→ **WHAT THE TASK ASKS**:
Check the listing below for lines with the word "this" and say how many there are, with nothing but the number.

Records from a collection of figures
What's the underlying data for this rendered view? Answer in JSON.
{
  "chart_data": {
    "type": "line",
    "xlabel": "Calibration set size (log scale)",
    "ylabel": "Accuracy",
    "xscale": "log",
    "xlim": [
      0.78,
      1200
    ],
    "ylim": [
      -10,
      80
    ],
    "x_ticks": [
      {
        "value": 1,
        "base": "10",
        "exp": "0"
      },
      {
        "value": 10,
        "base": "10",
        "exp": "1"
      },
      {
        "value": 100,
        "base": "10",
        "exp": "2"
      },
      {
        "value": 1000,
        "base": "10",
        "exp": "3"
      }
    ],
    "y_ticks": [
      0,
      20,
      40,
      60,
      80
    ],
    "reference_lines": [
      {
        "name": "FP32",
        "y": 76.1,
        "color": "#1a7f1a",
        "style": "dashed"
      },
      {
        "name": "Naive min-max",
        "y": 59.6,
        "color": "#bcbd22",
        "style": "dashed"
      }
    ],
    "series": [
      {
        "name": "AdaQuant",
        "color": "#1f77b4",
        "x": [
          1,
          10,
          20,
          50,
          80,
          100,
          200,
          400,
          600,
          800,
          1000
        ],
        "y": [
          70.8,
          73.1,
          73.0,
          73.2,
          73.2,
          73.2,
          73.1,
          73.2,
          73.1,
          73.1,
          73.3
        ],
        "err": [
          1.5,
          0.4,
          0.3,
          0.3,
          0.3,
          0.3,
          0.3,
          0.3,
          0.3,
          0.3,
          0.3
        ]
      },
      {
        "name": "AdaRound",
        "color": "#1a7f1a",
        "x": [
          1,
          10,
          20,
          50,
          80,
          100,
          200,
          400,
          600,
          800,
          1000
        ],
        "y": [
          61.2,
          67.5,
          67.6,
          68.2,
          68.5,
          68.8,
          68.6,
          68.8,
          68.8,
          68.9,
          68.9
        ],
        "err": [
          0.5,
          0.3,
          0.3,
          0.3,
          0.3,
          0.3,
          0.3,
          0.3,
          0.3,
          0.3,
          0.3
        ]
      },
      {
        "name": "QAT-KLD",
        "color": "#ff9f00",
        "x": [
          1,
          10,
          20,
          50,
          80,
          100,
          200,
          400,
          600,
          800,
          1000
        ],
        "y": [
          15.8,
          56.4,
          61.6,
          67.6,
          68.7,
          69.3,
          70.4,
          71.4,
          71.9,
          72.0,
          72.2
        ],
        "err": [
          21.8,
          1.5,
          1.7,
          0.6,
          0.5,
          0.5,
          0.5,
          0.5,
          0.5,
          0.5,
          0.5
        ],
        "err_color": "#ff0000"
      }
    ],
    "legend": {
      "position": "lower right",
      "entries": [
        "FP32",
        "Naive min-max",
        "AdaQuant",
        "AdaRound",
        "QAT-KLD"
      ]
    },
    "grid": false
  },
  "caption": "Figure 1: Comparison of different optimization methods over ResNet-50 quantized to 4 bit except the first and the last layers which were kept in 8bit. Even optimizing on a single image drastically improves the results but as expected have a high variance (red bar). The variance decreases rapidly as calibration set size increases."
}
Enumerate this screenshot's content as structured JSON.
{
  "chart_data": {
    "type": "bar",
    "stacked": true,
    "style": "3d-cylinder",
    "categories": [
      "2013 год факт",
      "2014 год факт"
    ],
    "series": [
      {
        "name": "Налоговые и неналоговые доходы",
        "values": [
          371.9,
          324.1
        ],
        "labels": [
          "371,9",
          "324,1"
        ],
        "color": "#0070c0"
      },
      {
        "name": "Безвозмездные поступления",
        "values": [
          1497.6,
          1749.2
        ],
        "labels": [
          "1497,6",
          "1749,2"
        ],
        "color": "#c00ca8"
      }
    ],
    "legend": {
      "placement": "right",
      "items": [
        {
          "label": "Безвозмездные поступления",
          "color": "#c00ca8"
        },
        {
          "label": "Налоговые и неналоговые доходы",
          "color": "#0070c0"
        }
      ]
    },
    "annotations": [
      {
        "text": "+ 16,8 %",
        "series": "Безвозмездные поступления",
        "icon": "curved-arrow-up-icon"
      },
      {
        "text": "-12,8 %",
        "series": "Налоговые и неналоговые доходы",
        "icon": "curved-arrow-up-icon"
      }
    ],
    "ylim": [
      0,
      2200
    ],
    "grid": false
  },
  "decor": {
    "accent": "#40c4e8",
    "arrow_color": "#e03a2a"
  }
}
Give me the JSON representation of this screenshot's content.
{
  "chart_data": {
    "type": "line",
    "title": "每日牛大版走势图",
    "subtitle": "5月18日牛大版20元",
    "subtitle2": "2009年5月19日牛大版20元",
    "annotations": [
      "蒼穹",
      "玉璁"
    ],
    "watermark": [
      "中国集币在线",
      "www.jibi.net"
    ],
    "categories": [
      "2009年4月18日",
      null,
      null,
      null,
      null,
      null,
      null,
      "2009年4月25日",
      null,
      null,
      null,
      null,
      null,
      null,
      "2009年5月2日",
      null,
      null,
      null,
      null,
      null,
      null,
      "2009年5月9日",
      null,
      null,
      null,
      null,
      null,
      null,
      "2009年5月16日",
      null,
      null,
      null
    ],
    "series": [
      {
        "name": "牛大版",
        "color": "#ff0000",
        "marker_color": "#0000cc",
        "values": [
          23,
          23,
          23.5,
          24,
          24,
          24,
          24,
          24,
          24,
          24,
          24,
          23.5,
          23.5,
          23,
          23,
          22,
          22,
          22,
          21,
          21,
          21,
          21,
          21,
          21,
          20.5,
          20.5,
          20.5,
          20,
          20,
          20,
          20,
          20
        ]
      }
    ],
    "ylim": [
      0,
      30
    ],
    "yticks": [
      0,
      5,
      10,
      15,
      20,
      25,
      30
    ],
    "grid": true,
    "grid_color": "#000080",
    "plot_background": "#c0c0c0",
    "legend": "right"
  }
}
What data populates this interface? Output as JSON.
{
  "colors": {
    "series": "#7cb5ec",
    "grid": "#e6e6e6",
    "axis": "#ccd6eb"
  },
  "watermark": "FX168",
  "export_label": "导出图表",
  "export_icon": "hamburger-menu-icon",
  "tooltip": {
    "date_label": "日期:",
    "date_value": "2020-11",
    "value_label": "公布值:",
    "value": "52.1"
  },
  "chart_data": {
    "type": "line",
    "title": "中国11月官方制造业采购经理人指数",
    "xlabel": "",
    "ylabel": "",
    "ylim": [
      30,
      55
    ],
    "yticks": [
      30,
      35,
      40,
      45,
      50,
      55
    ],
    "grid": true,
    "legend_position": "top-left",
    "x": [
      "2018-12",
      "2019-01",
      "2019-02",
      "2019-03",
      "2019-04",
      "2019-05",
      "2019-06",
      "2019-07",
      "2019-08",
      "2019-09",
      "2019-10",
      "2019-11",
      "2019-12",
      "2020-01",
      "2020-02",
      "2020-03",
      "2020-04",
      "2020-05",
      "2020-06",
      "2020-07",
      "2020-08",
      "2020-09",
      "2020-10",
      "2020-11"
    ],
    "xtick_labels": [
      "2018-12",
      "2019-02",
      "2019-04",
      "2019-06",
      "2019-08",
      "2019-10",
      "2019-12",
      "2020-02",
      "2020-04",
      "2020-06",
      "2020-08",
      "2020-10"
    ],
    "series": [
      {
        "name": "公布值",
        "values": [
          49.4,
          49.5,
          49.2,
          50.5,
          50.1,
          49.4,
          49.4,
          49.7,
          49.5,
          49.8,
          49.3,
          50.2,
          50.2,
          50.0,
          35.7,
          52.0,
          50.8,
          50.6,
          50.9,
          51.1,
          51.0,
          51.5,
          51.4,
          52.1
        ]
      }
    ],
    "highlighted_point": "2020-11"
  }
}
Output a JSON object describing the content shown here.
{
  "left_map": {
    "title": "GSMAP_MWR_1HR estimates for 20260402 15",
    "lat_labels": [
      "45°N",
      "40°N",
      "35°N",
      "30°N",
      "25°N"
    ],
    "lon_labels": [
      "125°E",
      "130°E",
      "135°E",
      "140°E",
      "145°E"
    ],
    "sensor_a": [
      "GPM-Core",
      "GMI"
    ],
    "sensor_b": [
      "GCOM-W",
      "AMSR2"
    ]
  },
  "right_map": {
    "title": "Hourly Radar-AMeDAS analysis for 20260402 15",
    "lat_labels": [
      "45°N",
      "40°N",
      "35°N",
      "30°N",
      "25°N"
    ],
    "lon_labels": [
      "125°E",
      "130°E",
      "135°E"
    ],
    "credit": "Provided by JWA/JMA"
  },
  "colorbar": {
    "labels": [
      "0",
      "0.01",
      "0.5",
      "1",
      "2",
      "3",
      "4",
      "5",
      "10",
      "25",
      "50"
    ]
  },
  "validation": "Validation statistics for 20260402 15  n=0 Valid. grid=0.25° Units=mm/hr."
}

→ **EXERCISE ANSWER**:
4